◆ **YOUR OBJECTIVE**
Quote, without change, all of the lines that follow.
= = = = =
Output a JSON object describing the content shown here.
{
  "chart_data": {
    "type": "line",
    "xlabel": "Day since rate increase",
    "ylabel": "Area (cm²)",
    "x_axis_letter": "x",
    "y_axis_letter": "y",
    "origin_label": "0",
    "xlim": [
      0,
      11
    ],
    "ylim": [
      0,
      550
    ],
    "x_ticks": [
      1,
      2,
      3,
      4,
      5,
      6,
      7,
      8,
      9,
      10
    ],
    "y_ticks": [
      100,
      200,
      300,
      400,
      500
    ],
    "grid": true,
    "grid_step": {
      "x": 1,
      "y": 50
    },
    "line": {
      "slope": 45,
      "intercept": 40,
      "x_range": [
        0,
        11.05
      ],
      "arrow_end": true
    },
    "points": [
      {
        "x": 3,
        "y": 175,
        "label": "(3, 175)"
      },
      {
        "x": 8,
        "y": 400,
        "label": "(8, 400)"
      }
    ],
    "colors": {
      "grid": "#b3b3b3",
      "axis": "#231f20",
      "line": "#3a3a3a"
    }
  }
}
= = = = =
◆ **CORRECT ANSWER**
Output a JSON object describing the content shown here.
{
  "chart_data": {
    "type": "line",
    "xlabel": "Day since rate increase",
    "ylabel": "Area (cm²)",
    "x_axis_letter": "x",
    "y_axis_letter": "y",
    "origin_label": "0",
    "xlim": [
      0,
      11
    ],
    "ylim": [
      0,
      550
    ],
    "x_ticks": [
      1,
      2,
      3,
      4,
      5,
      6,
      7,
      8,
      9,
      10
    ],
    "y_ticks": [
      100,
      200,
      300,
      400,
      500
    ],
    "grid": true,
    "grid_step": {
      "x": 1,
      "y": 50
    },
    "line": {
      "slope": 45,
      "intercept": 40,
      "x_range": [
        0,
        11.05
      ],
      "arrow_end": true
    },
    "points": [
      {
        "x": 3,
        "y": 175,
        "label": "(3, 175)"
      },
      {
        "x": 8,
        "y": 400,
        "label": "(8, 400)"
      }
    ],
    "colors": {
      "grid": "#b3b3b3",
      "axis": "#231f20",
      "line": "#3a3a3a"
    }
  }
}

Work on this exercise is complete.